### Exercise
Without the pictures, reproduce the records that follow exactly.

### Provided entries
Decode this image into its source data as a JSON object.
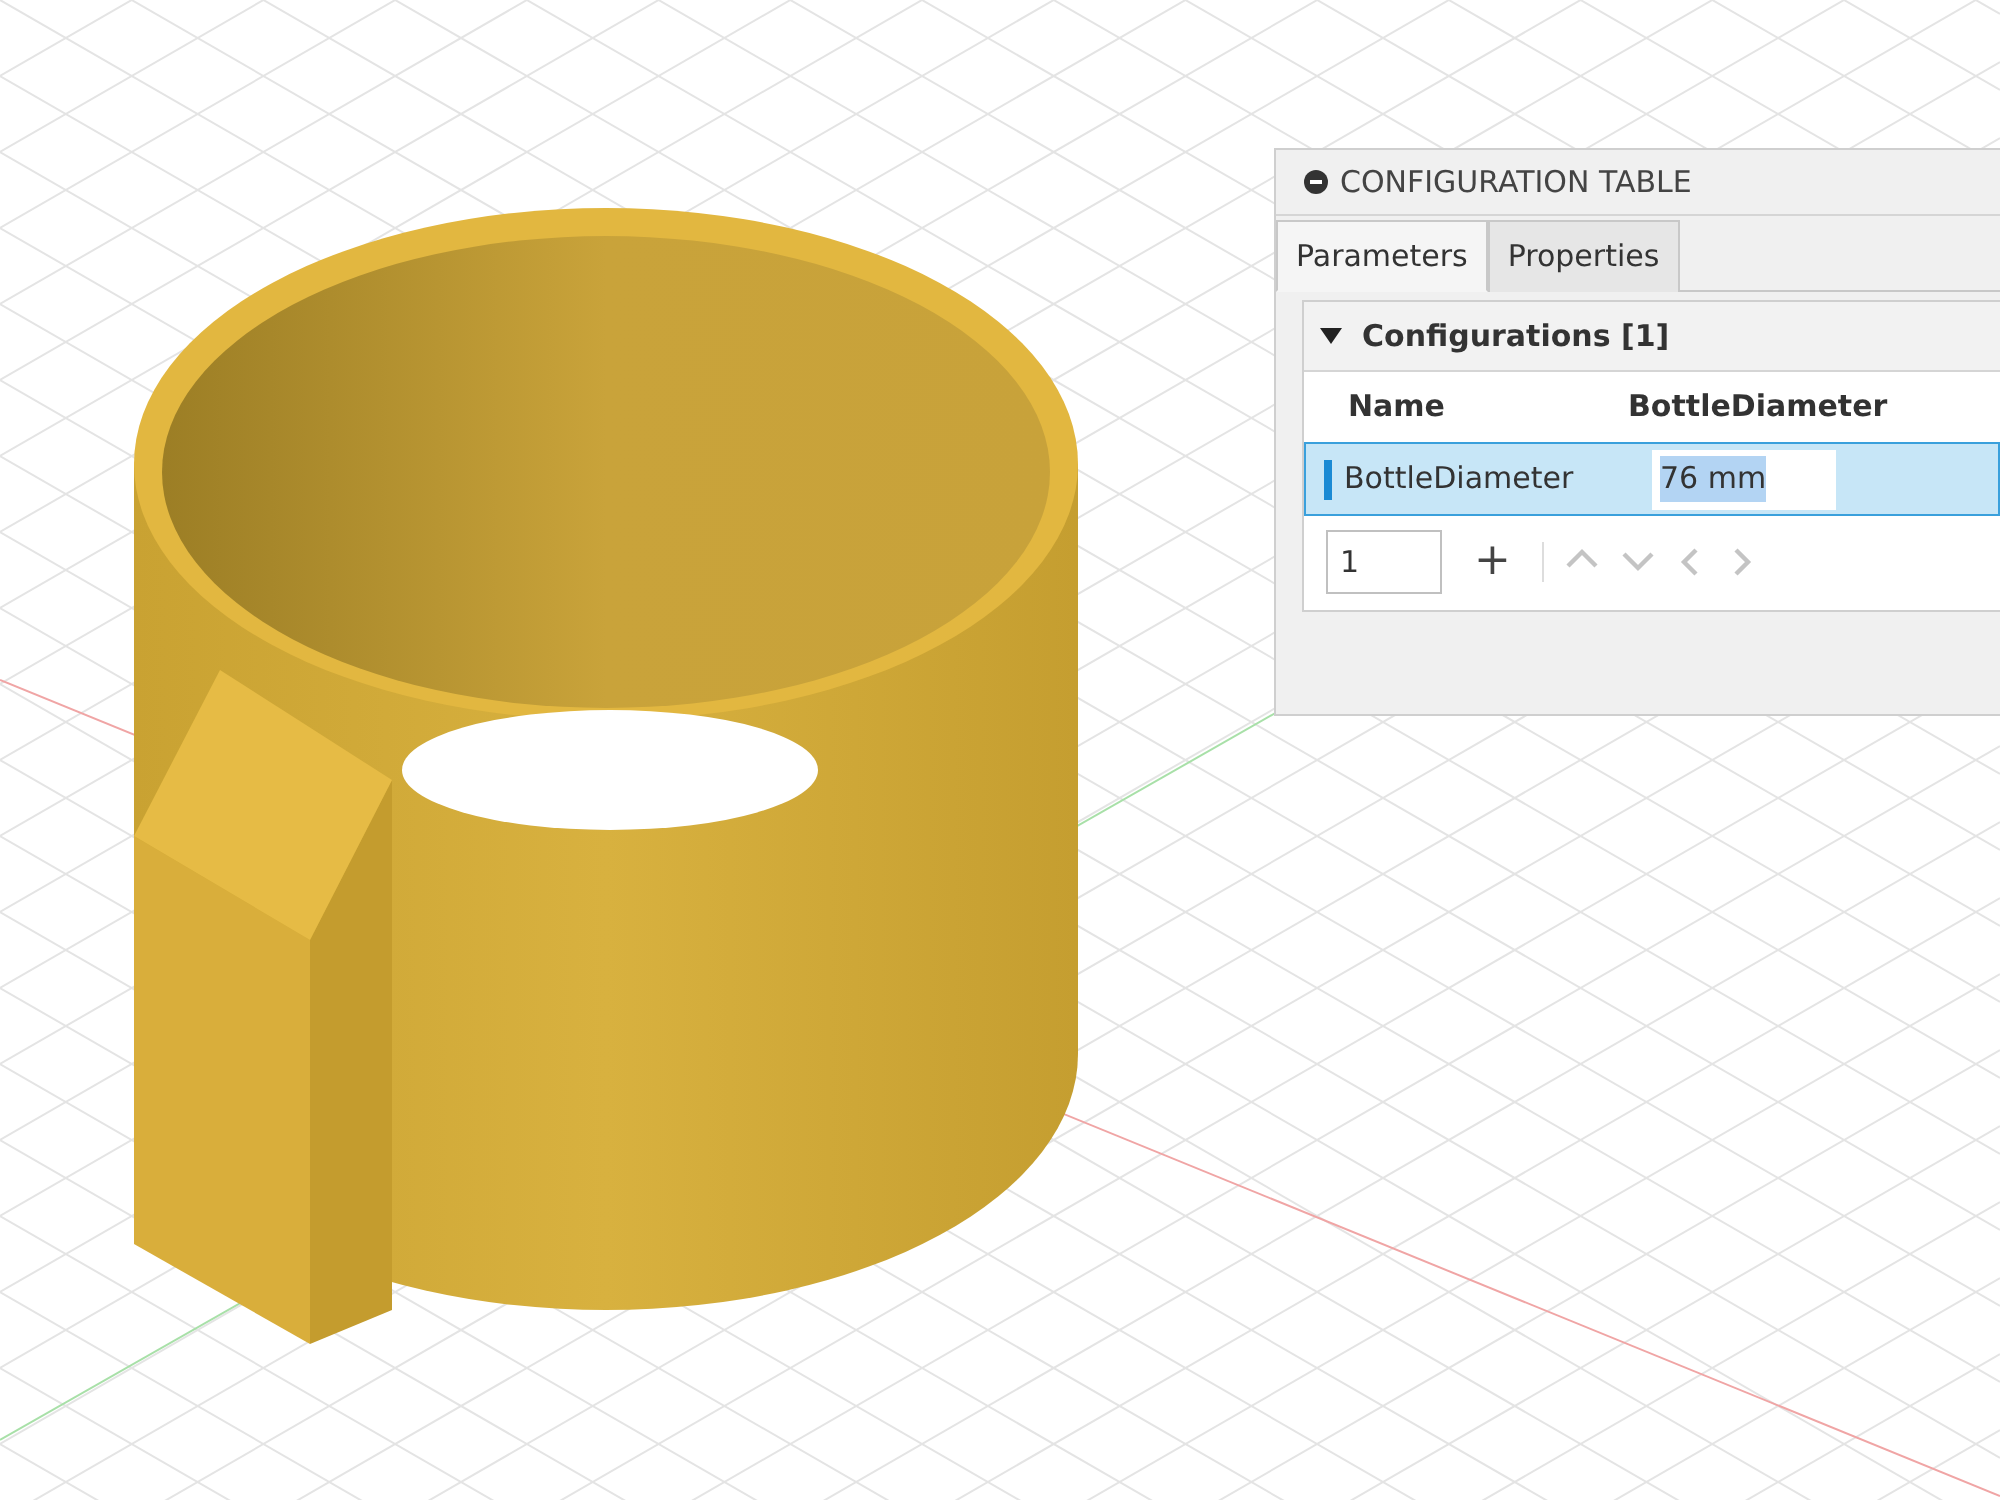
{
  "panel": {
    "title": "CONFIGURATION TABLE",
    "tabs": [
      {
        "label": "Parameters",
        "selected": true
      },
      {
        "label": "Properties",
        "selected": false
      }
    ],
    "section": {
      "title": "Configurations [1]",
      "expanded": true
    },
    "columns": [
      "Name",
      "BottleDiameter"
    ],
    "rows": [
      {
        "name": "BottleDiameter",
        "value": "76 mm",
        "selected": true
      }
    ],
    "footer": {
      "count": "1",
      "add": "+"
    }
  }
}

### Solved problem
Decode this image into its source data as a JSON object.
{
  "panel": {
    "title": "CONFIGURATION TABLE",
    "tabs": [
      {
        "label": "Parameters",
        "selected": true
      },
      {
        "label": "Properties",
        "selected": false
      }
    ],
    "section": {
      "title": "Configurations [1]",
      "expanded": true
    },
    "columns": [
      "Name",
      "BottleDiameter"
    ],
    "rows": [
      {
        "name": "BottleDiameter",
        "value": "76 mm",
        "selected": true
      }
    ],
    "footer": {
      "count": "1",
      "add": "+"
    }
  }
}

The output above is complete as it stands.